===== Excerpt provided

Opinion
NOT TO BE PUBLISHED
APPEAL from a judgment of the Superior Court of Fresno County No. F08902681. Wayne R. Ellison and Houry Sanderson, Judges.
Judge Ellison denied defendant’s suppression motion; Judge Sanderson sentenced defendant.
Rudy Kraft, under appointment by the Court of Appeal, for Defendant and Appellant.
Edmund G. Brown, Jr., Attorney General, Michael P. Farrell, Assistant Attorney General, Michael A. Canzoneri and A. Kay Lauterbach, Deputy Attorneys General, for Plaintiff and Respondent.
OPINION
VARTABEDIAN, Acting P. J.
This is an appeal from judgment entered after a plea of no contest. Defendant and appellant Juan Villasana, Jr., contends his suppression motion should have been granted. Finding his contentions contrary to settled law, we will affirm the judgment.
FACTS AND PROCEDURAL HISTORY
Defendant collaborated with an employee of a Fosters Freeze in Fresno to rob the restaurant at gunpoint about 8 p.m. on April 22, 2008. Acting on information from other employees, officers questioned the employee, Brown. Brown told the officers the robbery had been committed by “Nate” and “JJ Valenzuela.” Brown said the robbers had used Nate’s car and JJ’s handgun. He directed the officers to a location where the robbers might be found, but Nate’s car was not in its usual parking spot. Brown then directed the officers to the residence that becomes the subject of the search in issue in this case. There, Brown identified a car in the driveway as being Nate’s. While the investigating officers were waiting for additional officers to arrive, defendant, whom Brown identified as “JJ,” walked up to the residence and went inside.
When backup units arrived, close to midnight that same date, the police surrounded the house and, using a loudspeaker, directed everyone in the house to come outside. Gloria Pineda (who identified herself as the owner of the house), two children, two men (including defendant), and another woman came out of the house. An officer conducted a sweep of the house to make sure there was no one else inside. Other officers spoke with Pineda and defendant.
Pineda informed officers the other woman was her daughter, Felicia Hamilton. Hamilton lived in a converted room in the garage and defendant sometimes stayed with Hamilton. Pineda identified the other persons as her own boyfriend and her two younger children. The officers explained why they were there and that they suspected defendant’s gun might be inside the residence. They asked permission to search the premises. Pineda consented. In the room in the garage, officers found a packet of cash next to a handgun.

==========

Required task>
Using the court opinion, answer each question on its own line, numbered the same way.
1. Which judge denied the defendant's suppression motion?
2. About what time did the backup units arrive at the house?
3. What did officers find in the room in the garage?
You won't need the listing for anything here.

===== Extracted data

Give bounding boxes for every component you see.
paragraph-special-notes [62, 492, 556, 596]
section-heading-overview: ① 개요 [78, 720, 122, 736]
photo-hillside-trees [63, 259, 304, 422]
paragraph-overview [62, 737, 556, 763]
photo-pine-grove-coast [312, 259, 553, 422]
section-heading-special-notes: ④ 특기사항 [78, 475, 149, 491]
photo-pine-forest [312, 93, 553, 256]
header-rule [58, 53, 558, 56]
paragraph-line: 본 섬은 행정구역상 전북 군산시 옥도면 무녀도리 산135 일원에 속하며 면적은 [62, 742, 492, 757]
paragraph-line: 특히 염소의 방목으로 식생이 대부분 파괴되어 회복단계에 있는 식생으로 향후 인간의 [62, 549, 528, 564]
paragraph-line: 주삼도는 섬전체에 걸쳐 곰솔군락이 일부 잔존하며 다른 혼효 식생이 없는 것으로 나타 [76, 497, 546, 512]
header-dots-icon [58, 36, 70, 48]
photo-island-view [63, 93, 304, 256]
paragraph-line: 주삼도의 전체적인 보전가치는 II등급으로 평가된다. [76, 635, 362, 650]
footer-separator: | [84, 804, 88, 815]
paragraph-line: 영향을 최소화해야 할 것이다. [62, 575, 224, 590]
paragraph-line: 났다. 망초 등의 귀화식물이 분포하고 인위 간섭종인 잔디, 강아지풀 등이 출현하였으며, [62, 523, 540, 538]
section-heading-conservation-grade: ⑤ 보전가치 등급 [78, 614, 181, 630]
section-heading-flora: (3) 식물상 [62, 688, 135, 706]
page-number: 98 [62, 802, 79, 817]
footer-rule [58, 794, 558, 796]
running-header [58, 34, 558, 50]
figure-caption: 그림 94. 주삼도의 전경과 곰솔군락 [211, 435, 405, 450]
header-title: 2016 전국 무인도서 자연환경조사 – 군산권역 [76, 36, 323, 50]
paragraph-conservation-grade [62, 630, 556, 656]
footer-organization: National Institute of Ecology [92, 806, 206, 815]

==========

Exercise solution>
1. Judge Wayne R. Ellison
2. Close to midnight
3. A packet of cash next to a handgun